Dataset items
## begin

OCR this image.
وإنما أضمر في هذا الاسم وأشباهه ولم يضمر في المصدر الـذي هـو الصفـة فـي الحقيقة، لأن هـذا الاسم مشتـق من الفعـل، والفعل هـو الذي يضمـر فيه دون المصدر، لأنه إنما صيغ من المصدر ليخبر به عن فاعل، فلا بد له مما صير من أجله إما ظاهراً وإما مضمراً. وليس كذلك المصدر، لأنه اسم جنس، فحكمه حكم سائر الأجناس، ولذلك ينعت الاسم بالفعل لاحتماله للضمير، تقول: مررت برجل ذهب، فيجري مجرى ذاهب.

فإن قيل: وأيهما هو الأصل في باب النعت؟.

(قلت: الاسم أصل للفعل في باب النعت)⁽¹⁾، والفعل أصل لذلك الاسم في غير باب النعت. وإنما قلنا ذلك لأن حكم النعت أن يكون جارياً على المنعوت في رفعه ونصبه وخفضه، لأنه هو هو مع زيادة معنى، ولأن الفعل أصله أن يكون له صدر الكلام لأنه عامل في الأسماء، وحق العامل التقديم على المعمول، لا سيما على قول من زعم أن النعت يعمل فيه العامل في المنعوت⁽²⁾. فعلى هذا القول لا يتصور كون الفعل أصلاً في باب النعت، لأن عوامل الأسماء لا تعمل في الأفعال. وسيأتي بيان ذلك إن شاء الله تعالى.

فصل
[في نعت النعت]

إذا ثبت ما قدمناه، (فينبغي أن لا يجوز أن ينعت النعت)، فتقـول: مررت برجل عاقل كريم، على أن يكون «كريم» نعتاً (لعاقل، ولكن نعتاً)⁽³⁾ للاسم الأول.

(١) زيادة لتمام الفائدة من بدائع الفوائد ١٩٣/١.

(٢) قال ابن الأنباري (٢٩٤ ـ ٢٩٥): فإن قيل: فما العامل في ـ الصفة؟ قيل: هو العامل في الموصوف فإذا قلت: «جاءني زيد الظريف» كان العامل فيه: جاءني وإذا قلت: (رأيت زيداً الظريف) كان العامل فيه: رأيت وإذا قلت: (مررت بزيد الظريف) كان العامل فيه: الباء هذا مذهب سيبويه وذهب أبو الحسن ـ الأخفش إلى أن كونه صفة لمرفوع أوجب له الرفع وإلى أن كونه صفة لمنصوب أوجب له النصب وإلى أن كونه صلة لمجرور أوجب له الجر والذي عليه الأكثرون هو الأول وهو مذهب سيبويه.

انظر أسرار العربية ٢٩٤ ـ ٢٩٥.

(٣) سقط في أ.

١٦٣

## end

Set task – The records above should all be quoted exactly, please.

Full output –
OCR this image.
وإنما أضمر في هذا الاسم وأشباهه ولم يضمر في المصدر الـذي هـو الصفـة فـي الحقيقة، لأن هـذا الاسم مشتـق من الفعـل، والفعل هـو الذي يضمـر فيه دون المصدر، لأنه إنما صيغ من المصدر ليخبر به عن فاعل، فلا بد له مما صير من أجله إما ظاهراً وإما مضمراً. وليس كذلك المصدر، لأنه اسم جنس، فحكمه حكم سائر الأجناس، ولذلك ينعت الاسم بالفعل لاحتماله للضمير، تقول: مررت برجل ذهب، فيجري مجرى ذاهب.

فإن قيل: وأيهما هو الأصل في باب النعت؟.

(قلت: الاسم أصل للفعل في باب النعت)⁽¹⁾، والفعل أصل لذلك الاسم في غير باب النعت. وإنما قلنا ذلك لأن حكم النعت أن يكون جارياً على المنعوت في رفعه ونصبه وخفضه، لأنه هو هو مع زيادة معنى، ولأن الفعل أصله أن يكون له صدر الكلام لأنه عامل في الأسماء، وحق العامل التقديم على المعمول، لا سيما على قول من زعم أن النعت يعمل فيه العامل في المنعوت⁽²⁾. فعلى هذا القول لا يتصور كون الفعل أصلاً في باب النعت، لأن عوامل الأسماء لا تعمل في الأفعال. وسيأتي بيان ذلك إن شاء الله تعالى.

فصل
[في نعت النعت]

إذا ثبت ما قدمناه، (فينبغي أن لا يجوز أن ينعت النعت)، فتقـول: مررت برجل عاقل كريم، على أن يكون «كريم» نعتاً (لعاقل، ولكن نعتاً)⁽³⁾ للاسم الأول.

(١) زيادة لتمام الفائدة من بدائع الفوائد ١٩٣/١.

(٢) قال ابن الأنباري (٢٩٤ ـ ٢٩٥): فإن قيل: فما العامل في ـ الصفة؟ قيل: هو العامل في الموصوف فإذا قلت: «جاءني زيد الظريف» كان العامل فيه: جاءني وإذا قلت: (رأيت زيداً الظريف) كان العامل فيه: رأيت وإذا قلت: (مررت بزيد الظريف) كان العامل فيه: الباء هذا مذهب سيبويه وذهب أبو الحسن ـ الأخفش إلى أن كونه صفة لمرفوع أوجب له الرفع وإلى أن كونه صفة لمنصوب أوجب له النصب وإلى أن كونه صلة لمجرور أوجب له الجر والذي عليه الأكثرون هو الأول وهو مذهب سيبويه.

انظر أسرار العربية ٢٩٤ ـ ٢٩٥.

(٣) سقط في أ.

١٦٣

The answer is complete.